• [WHAT YOU WILL DO]: Write out nothing but the lines from the one containing "Output a JSON" through the last line below, both included, and without the pictures.

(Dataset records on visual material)
..........

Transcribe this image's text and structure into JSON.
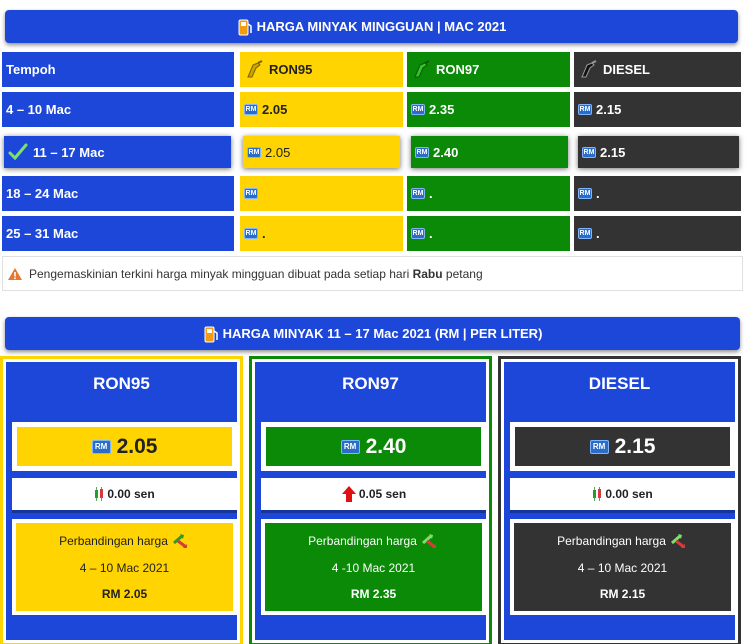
{
  "weekly": {
    "title": "HARGA MINYAK MINGGUAN | MAC 2021",
    "header": {
      "period": "Tempoh",
      "fuels": [
        "RON95",
        "RON97",
        "DIESEL"
      ]
    },
    "rows": [
      {
        "period": "4 – 10 Mac",
        "ron95": "2.05",
        "ron97": "2.35",
        "diesel": "2.15",
        "highlight": false
      },
      {
        "period": "11 – 17 Mac",
        "ron95": "2.05",
        "ron97": "2.40",
        "diesel": "2.15",
        "highlight": true
      },
      {
        "period": "18 – 24 Mac",
        "ron95": "",
        "ron97": ".",
        "diesel": ".",
        "highlight": false
      },
      {
        "period": "25 – 31 Mac",
        "ron95": ".",
        "ron97": ".",
        "diesel": ".",
        "highlight": false
      }
    ],
    "rm_label": "RM"
  },
  "note": {
    "prefix": "Pengemaskinian terkini harga minyak mingguan dibuat pada setiap hari ",
    "bold": "Rabu",
    "suffix": " petang"
  },
  "current": {
    "title": "HARGA MINYAK  11 – 17 Mac 2021  (RM | PER LITER)",
    "cards": [
      {
        "name": "RON95",
        "price": "2.05",
        "change": "0.00 sen",
        "compare_label": "Perbandingan harga",
        "compare_period": "4 – 10 Mac 2021",
        "compare_price": "RM 2.05"
      },
      {
        "name": "RON97",
        "price": "2.40",
        "change": "0.05 sen",
        "compare_label": "Perbandingan harga",
        "compare_period": "4 -10 Mac 2021",
        "compare_price": "RM 2.35"
      },
      {
        "name": "DIESEL",
        "price": "2.15",
        "change": "0.00 sen",
        "compare_label": "Perbandingan harga",
        "compare_period": "4 – 10 Mac 2021",
        "compare_price": "RM 2.15"
      }
    ]
  },
  "icons": {
    "banner": "fuel-pump-icon",
    "nozzle": "fuel-nozzle-icon",
    "check": "checkmark-icon",
    "warn": "warning-icon",
    "trend": "trend-arrows-icon",
    "candle": "candlestick-icon",
    "up": "red-up-arrow-icon"
  },
  "colors": {
    "blue": "#1d47d8",
    "ron95": "#ffd400",
    "ron97": "#0a8a06",
    "diesel": "#333333"
  }
}
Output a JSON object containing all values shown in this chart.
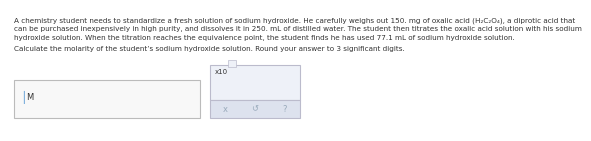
{
  "background_color": "#ffffff",
  "text_color": "#333333",
  "paragraph_line1": "A chemistry student needs to standardize a fresh solution of sodium hydroxide. He carefully weighs out 150. mg of oxalic acid (H₂C₂O₄), a diprotic acid that",
  "paragraph_line2": "can be purchased inexpensively in high purity, and dissolves it in 250. mL of distilled water. The student then titrates the oxalic acid solution with his sodium",
  "paragraph_line3": "hydroxide solution. When the titration reaches the equivalence point, the student finds he has used 77.1 mL of sodium hydroxide solution.",
  "instruction_text": "Calculate the molarity of the student’s sodium hydroxide solution. Round your answer to 3 significant digits.",
  "label_M": "M",
  "cursor_color": "#5b9bd5",
  "input_box_color": "#f8f8f8",
  "input_box_border": "#bbbbbb",
  "answer_box_color": "#eef1f8",
  "answer_box_border": "#bbbbcc",
  "answer_box_bottom_color": "#dde2ee",
  "x10_text": "x10",
  "superscript_char": "□",
  "button_x": "x",
  "button_undo": "↺",
  "button_help": "?",
  "button_color": "#99aabb"
}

..........

• [ANSWER FOR THE TASK]:
Output a JSON object containing all values shown in this chart.
{
  "background_color": "#ffffff",
  "text_color": "#333333",
  "paragraph_line1": "A chemistry student needs to standardize a fresh solution of sodium hydroxide. He carefully weighs out 150. mg of oxalic acid (H₂C₂O₄), a diprotic acid that",
  "paragraph_line2": "can be purchased inexpensively in high purity, and dissolves it in 250. mL of distilled water. The student then titrates the oxalic acid solution with his sodium",
  "paragraph_line3": "hydroxide solution. When the titration reaches the equivalence point, the student finds he has used 77.1 mL of sodium hydroxide solution.",
  "instruction_text": "Calculate the molarity of the student’s sodium hydroxide solution. Round your answer to 3 significant digits.",
  "label_M": "M",
  "cursor_color": "#5b9bd5",
  "input_box_color": "#f8f8f8",
  "input_box_border": "#bbbbbb",
  "answer_box_color": "#eef1f8",
  "answer_box_border": "#bbbbcc",
  "answer_box_bottom_color": "#dde2ee",
  "x10_text": "x10",
  "superscript_char": "□",
  "button_x": "x",
  "button_undo": "↺",
  "button_help": "?",
  "button_color": "#99aabb"
}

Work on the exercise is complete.